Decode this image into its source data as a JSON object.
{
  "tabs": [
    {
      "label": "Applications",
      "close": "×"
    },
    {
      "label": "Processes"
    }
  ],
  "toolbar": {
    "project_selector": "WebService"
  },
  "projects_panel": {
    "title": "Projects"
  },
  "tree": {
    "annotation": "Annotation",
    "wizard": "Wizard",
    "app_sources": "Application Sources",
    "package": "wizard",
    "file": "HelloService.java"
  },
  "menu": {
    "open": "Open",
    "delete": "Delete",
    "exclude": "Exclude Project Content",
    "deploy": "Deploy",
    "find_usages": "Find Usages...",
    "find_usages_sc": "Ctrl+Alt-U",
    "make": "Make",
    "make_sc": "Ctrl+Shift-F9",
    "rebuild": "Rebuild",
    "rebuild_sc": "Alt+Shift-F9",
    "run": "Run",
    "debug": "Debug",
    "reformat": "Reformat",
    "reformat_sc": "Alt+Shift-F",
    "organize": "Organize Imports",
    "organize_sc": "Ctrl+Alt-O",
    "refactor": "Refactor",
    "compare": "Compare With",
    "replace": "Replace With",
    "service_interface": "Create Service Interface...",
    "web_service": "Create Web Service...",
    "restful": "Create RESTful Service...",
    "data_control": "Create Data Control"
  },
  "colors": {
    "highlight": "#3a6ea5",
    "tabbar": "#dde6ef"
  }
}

> **What to produce**: Wherever "Create" shows up in a line, copy that line.

> **Answer to the problem**:
    "service_interface": "Create Service Interface...",
    "web_service": "Create Web Service...",
    "restful": "Create RESTful Service...",
    "data_control": "Create Data Control"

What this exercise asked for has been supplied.